_SHORT EXERCISE_
Locate the word "which" in the entries below, then gather every line that holds it.

[start of DATA SHOWN]

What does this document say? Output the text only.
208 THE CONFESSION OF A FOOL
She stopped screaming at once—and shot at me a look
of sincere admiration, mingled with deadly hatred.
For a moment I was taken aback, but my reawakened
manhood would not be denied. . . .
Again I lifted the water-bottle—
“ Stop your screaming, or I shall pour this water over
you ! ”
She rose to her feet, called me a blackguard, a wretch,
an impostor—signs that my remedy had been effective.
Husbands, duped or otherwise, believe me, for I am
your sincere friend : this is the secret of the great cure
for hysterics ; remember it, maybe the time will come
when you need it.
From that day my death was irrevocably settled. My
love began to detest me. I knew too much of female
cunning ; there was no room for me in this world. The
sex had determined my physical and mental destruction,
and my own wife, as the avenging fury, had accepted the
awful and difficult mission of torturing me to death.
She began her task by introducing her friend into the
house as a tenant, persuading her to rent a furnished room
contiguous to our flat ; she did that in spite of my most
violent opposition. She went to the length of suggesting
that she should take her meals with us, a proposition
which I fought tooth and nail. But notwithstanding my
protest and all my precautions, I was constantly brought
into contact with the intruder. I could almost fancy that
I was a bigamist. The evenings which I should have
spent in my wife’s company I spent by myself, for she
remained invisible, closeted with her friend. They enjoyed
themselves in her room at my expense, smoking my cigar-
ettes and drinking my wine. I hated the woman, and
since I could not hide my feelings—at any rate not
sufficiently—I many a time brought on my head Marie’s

[end of DATA SHOWN]

_EXERCISE SOLUTION_
which I fought tooth and nail. But notwithstanding my
I was a bigamist. The evenings which I should have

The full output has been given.